Collected data entries:
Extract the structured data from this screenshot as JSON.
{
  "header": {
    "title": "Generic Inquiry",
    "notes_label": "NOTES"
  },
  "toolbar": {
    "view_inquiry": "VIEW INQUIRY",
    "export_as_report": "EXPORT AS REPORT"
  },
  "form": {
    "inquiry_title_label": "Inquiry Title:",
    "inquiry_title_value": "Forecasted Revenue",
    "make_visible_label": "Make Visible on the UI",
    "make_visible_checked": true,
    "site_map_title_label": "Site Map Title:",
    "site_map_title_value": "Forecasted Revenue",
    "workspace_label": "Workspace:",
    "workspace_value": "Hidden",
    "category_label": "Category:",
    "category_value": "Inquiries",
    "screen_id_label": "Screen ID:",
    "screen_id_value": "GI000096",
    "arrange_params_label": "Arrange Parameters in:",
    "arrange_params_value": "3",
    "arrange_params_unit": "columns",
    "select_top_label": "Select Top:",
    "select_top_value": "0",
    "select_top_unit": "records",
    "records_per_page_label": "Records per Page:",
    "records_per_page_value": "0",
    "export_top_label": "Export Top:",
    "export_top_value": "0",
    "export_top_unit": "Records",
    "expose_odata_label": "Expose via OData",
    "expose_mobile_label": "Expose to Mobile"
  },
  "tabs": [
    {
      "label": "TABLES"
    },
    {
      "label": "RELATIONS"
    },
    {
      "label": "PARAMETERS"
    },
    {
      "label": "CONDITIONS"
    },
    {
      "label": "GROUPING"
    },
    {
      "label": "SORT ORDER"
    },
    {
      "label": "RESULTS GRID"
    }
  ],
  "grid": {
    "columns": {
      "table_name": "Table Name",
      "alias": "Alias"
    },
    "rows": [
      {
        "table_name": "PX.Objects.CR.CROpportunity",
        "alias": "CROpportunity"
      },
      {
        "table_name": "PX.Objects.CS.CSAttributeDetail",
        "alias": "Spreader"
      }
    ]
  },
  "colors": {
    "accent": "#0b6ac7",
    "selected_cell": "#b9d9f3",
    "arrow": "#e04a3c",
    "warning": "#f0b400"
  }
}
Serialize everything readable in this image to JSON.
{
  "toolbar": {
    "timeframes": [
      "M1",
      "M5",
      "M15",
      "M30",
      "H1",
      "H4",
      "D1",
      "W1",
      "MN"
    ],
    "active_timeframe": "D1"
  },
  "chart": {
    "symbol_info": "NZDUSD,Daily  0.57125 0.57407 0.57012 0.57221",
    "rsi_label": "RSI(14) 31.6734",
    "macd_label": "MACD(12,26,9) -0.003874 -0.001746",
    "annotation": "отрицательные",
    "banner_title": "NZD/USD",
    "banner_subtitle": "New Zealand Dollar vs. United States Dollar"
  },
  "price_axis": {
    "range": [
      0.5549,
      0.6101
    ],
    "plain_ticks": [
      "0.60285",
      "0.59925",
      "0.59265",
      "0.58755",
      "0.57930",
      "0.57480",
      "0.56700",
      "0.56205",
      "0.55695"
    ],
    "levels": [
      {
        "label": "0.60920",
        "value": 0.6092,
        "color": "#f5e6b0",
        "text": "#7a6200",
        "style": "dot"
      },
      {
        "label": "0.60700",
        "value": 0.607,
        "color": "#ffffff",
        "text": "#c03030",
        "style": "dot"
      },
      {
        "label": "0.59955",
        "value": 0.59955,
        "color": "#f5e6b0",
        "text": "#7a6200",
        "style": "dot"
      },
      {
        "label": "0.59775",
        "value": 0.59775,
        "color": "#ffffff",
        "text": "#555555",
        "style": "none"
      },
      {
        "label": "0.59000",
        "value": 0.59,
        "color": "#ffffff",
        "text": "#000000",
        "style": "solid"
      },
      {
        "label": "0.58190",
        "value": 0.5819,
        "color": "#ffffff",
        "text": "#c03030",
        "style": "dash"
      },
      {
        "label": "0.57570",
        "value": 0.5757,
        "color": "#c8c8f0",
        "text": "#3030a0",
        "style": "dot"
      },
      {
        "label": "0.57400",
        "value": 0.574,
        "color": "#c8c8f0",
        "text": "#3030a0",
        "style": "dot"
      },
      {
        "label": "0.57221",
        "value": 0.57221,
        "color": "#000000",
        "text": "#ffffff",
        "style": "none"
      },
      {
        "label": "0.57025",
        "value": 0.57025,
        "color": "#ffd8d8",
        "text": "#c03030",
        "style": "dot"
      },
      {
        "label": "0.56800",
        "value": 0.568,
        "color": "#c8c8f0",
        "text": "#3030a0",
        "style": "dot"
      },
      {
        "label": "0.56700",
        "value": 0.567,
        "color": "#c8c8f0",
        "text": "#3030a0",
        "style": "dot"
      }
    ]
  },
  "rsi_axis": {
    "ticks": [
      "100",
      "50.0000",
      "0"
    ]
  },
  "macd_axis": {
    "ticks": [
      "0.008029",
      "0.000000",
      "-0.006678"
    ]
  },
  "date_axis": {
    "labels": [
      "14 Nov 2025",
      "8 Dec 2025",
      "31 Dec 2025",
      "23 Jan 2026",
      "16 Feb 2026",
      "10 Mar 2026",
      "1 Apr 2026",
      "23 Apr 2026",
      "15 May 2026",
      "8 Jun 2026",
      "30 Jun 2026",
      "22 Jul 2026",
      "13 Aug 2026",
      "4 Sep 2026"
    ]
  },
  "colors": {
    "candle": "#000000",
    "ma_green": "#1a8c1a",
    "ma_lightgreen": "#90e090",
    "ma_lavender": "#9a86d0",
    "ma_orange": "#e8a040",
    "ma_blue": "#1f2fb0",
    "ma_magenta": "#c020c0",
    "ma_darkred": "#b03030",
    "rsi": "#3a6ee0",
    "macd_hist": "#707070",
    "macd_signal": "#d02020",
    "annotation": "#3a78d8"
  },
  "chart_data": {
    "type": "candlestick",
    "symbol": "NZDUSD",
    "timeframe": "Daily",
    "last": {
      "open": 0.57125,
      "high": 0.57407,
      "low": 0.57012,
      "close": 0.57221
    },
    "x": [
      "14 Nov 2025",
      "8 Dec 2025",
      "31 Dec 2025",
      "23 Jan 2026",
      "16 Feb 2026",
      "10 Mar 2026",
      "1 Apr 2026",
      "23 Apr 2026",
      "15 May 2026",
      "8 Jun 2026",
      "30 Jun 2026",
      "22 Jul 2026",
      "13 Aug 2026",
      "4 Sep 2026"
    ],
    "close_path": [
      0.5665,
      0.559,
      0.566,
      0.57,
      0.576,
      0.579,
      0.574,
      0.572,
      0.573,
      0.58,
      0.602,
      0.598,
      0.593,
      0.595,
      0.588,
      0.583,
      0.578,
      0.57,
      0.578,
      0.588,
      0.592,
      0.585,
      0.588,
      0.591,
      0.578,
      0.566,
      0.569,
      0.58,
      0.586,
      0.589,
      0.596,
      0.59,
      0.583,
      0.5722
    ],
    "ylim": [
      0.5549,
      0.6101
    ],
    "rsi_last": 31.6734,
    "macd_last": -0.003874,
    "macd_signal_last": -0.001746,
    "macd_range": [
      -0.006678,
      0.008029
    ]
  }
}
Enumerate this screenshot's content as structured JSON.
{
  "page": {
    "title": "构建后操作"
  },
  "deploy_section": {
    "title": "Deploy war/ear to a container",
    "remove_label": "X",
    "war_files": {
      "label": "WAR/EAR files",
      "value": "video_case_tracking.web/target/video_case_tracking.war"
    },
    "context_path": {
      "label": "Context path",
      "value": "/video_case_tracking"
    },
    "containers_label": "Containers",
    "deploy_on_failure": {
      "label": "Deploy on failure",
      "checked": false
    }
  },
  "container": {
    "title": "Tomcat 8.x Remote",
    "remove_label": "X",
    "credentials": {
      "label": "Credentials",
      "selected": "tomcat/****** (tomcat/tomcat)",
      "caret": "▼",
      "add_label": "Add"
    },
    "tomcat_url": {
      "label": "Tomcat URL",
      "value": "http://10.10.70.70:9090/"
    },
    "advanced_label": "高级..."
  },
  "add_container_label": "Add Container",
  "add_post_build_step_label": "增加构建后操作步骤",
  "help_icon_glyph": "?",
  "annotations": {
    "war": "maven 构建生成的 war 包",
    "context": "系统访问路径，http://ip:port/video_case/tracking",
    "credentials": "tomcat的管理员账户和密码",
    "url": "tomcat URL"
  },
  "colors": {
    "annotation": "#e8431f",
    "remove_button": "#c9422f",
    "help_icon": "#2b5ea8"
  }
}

» **Problem statement**: Return all lines of the material above in which the word "columns" occurs.

» **Output for this exercise**:
    "arrange_params_unit": "columns",
    "columns": {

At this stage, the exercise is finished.